Dataset records
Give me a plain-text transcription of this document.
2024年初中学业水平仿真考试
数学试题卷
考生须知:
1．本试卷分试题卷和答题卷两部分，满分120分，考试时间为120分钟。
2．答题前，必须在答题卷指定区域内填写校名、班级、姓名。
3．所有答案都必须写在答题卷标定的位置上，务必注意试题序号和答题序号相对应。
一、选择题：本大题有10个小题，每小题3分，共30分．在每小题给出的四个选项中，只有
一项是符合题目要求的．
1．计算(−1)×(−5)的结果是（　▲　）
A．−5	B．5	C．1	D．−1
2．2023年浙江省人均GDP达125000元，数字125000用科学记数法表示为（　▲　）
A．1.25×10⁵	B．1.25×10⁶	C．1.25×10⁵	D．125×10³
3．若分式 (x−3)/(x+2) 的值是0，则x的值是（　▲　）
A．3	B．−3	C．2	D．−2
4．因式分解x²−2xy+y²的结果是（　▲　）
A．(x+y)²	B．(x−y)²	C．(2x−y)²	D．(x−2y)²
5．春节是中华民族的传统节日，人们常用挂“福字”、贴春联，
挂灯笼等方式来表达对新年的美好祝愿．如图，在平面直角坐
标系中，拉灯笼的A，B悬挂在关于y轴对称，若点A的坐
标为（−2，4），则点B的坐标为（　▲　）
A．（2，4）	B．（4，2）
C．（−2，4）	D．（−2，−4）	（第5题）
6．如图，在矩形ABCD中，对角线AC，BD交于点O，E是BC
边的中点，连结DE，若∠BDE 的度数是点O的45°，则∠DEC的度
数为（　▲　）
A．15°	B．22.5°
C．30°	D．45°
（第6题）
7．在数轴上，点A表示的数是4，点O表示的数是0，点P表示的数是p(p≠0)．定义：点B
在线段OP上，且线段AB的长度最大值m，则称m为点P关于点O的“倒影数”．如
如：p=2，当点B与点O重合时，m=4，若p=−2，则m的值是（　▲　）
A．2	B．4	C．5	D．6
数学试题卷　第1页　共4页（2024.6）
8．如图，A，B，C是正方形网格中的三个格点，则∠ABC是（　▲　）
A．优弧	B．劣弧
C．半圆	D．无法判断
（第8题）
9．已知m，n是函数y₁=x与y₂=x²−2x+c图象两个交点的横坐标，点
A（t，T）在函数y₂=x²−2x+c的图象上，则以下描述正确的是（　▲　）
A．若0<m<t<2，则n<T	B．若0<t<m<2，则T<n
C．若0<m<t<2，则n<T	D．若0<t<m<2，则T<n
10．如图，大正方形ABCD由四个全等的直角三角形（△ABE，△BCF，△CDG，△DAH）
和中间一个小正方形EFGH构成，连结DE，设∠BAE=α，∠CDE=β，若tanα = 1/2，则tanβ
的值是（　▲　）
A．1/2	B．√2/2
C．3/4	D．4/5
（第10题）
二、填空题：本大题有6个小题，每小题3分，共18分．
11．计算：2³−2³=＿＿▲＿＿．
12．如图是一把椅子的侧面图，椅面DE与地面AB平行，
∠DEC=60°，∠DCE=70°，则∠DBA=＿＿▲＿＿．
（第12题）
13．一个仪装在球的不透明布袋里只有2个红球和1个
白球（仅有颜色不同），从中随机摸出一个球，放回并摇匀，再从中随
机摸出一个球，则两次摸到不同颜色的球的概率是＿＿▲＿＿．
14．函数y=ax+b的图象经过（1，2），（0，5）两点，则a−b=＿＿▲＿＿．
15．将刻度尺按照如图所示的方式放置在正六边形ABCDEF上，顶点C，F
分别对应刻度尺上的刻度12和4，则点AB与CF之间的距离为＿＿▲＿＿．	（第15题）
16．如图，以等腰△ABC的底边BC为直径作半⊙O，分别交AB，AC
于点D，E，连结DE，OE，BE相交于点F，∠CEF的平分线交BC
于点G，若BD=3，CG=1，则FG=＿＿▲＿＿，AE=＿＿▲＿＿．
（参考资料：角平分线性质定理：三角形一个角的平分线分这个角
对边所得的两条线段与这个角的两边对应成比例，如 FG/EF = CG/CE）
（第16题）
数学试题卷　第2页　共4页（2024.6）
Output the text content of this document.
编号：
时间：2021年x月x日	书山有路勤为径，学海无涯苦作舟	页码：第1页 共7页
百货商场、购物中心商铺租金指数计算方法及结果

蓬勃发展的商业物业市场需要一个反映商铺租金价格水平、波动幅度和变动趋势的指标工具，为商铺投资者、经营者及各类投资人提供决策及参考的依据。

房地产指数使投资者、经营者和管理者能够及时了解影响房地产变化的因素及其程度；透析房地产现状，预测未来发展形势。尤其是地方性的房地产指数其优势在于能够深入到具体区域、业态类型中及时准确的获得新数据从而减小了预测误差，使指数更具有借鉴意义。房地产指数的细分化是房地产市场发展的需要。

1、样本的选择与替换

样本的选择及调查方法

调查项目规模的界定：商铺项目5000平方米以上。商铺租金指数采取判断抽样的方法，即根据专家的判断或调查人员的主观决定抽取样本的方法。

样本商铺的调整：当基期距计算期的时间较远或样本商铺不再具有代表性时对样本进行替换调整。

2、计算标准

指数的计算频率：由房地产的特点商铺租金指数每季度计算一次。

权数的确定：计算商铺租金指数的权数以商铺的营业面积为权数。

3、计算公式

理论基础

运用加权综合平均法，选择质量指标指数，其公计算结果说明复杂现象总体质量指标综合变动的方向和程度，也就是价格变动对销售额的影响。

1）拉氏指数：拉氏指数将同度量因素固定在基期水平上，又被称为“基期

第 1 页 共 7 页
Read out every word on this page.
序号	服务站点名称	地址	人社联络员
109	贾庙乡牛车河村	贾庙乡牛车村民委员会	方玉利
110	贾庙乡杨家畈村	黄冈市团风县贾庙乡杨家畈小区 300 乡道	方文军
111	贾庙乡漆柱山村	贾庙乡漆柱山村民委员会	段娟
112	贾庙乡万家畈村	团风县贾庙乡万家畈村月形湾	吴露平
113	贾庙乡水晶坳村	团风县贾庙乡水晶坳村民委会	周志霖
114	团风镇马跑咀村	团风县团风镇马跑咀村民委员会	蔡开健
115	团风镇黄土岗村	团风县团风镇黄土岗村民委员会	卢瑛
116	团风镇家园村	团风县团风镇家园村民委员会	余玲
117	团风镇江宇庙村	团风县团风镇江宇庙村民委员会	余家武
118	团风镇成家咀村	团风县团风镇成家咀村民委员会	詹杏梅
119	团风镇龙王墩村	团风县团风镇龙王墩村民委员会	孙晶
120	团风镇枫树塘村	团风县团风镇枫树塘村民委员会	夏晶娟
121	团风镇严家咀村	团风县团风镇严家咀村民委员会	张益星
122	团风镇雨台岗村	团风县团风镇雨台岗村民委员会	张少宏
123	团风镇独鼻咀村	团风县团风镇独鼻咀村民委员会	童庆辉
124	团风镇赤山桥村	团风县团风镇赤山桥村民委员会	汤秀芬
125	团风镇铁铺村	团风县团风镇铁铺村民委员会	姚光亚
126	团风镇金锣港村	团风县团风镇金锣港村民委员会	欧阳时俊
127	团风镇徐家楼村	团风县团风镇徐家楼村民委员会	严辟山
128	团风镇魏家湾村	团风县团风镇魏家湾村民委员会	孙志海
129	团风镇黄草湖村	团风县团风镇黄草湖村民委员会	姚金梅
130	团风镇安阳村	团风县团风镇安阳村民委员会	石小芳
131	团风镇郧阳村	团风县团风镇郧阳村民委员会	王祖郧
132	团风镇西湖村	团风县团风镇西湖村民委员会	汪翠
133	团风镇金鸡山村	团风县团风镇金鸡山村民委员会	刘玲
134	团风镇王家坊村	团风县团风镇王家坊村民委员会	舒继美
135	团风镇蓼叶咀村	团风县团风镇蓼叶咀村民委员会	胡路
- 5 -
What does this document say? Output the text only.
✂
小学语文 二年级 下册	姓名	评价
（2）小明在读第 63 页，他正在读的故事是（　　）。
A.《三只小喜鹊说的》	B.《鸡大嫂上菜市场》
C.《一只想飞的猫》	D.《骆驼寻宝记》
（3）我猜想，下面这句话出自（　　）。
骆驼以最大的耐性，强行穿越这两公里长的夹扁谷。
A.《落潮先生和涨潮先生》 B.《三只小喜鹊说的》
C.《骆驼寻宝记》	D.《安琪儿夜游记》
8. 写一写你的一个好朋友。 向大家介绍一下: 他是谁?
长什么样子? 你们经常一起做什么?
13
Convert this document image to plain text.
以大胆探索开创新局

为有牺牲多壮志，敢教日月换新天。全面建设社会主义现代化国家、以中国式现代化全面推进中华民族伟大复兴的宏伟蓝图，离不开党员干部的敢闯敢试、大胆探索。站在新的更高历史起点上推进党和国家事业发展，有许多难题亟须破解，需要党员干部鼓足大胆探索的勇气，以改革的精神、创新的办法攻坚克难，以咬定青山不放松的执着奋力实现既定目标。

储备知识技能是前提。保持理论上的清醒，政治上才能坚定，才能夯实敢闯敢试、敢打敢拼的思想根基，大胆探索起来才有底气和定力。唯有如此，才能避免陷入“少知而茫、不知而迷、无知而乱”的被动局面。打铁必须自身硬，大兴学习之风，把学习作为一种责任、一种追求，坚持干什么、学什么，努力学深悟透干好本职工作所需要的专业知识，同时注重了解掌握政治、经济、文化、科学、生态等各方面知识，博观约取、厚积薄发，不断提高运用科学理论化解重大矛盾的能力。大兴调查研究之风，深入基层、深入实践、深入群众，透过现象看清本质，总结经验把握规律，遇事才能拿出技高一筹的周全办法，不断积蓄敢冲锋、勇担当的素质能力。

» **WRITTEN PROBLEM**:
Retype exactly, please, each line from the line that contains "Convert this document image to plain text." through the last line of the entries above, with nothing added.

» **SOLVED EXERCISE**:
Convert this document image to plain text.
以大胆探索开创新局

为有牺牲多壮志，敢教日月换新天。全面建设社会主义现代化国家、以中国式现代化全面推进中华民族伟大复兴的宏伟蓝图，离不开党员干部的敢闯敢试、大胆探索。站在新的更高历史起点上推进党和国家事业发展，有许多难题亟须破解，需要党员干部鼓足大胆探索的勇气，以改革的精神、创新的办法攻坚克难，以咬定青山不放松的执着奋力实现既定目标。

储备知识技能是前提。保持理论上的清醒，政治上才能坚定，才能夯实敢闯敢试、敢打敢拼的思想根基，大胆探索起来才有底气和定力。唯有如此，才能避免陷入“少知而茫、不知而迷、无知而乱”的被动局面。打铁必须自身硬，大兴学习之风，把学习作为一种责任、一种追求，坚持干什么、学什么，努力学深悟透干好本职工作所需要的专业知识，同时注重了解掌握政治、经济、文化、科学、生态等各方面知识，博观约取、厚积薄发，不断提高运用科学理论化解重大矛盾的能力。大兴调查研究之风，深入基层、深入实践、深入群众，透过现象看清本质，总结经验把握规律，遇事才能拿出技高一筹的周全办法，不断积蓄敢冲锋、勇担当的素质能力。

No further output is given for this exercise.